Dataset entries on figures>
* begin *

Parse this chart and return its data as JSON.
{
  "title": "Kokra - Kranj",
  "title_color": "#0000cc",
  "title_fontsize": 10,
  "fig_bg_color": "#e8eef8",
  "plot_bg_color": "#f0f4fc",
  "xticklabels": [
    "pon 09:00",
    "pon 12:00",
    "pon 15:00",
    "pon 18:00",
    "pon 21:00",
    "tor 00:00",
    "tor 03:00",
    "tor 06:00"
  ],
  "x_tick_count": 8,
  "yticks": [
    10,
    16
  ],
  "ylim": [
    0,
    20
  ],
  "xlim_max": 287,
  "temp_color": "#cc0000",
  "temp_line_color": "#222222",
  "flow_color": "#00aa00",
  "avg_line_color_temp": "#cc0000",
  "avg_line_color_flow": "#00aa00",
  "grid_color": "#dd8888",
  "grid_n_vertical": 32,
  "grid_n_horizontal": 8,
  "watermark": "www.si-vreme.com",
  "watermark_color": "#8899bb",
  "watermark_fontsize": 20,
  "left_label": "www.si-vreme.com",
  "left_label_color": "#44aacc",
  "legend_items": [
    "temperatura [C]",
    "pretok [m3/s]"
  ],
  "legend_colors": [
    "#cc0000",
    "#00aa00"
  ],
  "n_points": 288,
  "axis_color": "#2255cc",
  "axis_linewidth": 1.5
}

* end *

Exercise aim> Output every record above exactly as it appears.

Expected answer>
Parse this chart and return its data as JSON.
{
  "title": "Kokra - Kranj",
  "title_color": "#0000cc",
  "title_fontsize": 10,
  "fig_bg_color": "#e8eef8",
  "plot_bg_color": "#f0f4fc",
  "xticklabels": [
    "pon 09:00",
    "pon 12:00",
    "pon 15:00",
    "pon 18:00",
    "pon 21:00",
    "tor 00:00",
    "tor 03:00",
    "tor 06:00"
  ],
  "x_tick_count": 8,
  "yticks": [
    10,
    16
  ],
  "ylim": [
    0,
    20
  ],
  "xlim_max": 287,
  "temp_color": "#cc0000",
  "temp_line_color": "#222222",
  "flow_color": "#00aa00",
  "avg_line_color_temp": "#cc0000",
  "avg_line_color_flow": "#00aa00",
  "grid_color": "#dd8888",
  "grid_n_vertical": 32,
  "grid_n_horizontal": 8,
  "watermark": "www.si-vreme.com",
  "watermark_color": "#8899bb",
  "watermark_fontsize": 20,
  "left_label": "www.si-vreme.com",
  "left_label_color": "#44aacc",
  "legend_items": [
    "temperatura [C]",
    "pretok [m3/s]"
  ],
  "legend_colors": [
    "#cc0000",
    "#00aa00"
  ],
  "n_points": 288,
  "axis_color": "#2255cc",
  "axis_linewidth": 1.5
}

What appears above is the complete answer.